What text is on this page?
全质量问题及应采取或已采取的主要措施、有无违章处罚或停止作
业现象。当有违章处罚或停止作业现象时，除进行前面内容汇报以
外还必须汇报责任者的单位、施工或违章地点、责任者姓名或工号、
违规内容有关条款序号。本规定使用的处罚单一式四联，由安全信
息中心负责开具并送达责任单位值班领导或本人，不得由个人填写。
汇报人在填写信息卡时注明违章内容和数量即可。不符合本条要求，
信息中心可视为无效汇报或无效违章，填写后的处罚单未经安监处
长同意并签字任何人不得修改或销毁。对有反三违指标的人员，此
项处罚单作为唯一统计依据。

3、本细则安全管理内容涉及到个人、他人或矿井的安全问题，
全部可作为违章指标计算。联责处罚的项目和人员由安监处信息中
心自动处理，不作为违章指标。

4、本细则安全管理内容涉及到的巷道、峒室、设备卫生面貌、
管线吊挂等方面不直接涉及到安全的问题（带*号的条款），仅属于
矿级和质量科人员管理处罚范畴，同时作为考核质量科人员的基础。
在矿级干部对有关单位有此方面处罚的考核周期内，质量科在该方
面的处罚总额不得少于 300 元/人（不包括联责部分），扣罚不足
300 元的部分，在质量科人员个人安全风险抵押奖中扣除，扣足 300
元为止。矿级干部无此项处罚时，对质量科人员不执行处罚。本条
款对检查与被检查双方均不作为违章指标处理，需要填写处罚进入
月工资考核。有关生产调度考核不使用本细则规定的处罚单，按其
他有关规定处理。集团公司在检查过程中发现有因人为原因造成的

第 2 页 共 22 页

* [Given request]: Print out all the entries precisely as written.

* [Complete response]:
What text is on this page?
全质量问题及应采取或已采取的主要措施、有无违章处罚或停止作
业现象。当有违章处罚或停止作业现象时，除进行前面内容汇报以
外还必须汇报责任者的单位、施工或违章地点、责任者姓名或工号、
违规内容有关条款序号。本规定使用的处罚单一式四联，由安全信
息中心负责开具并送达责任单位值班领导或本人，不得由个人填写。
汇报人在填写信息卡时注明违章内容和数量即可。不符合本条要求，
信息中心可视为无效汇报或无效违章，填写后的处罚单未经安监处
长同意并签字任何人不得修改或销毁。对有反三违指标的人员，此
项处罚单作为唯一统计依据。

3、本细则安全管理内容涉及到个人、他人或矿井的安全问题，
全部可作为违章指标计算。联责处罚的项目和人员由安监处信息中
心自动处理，不作为违章指标。

4、本细则安全管理内容涉及到的巷道、峒室、设备卫生面貌、
管线吊挂等方面不直接涉及到安全的问题（带*号的条款），仅属于
矿级和质量科人员管理处罚范畴，同时作为考核质量科人员的基础。
在矿级干部对有关单位有此方面处罚的考核周期内，质量科在该方
面的处罚总额不得少于 300 元/人（不包括联责部分），扣罚不足
300 元的部分，在质量科人员个人安全风险抵押奖中扣除，扣足 300
元为止。矿级干部无此项处罚时，对质量科人员不执行处罚。本条
款对检查与被检查双方均不作为违章指标处理，需要填写处罚进入
月工资考核。有关生产调度考核不使用本细则规定的处罚单，按其
他有关规定处理。集团公司在检查过程中发现有因人为原因造成的

第 2 页 共 22 页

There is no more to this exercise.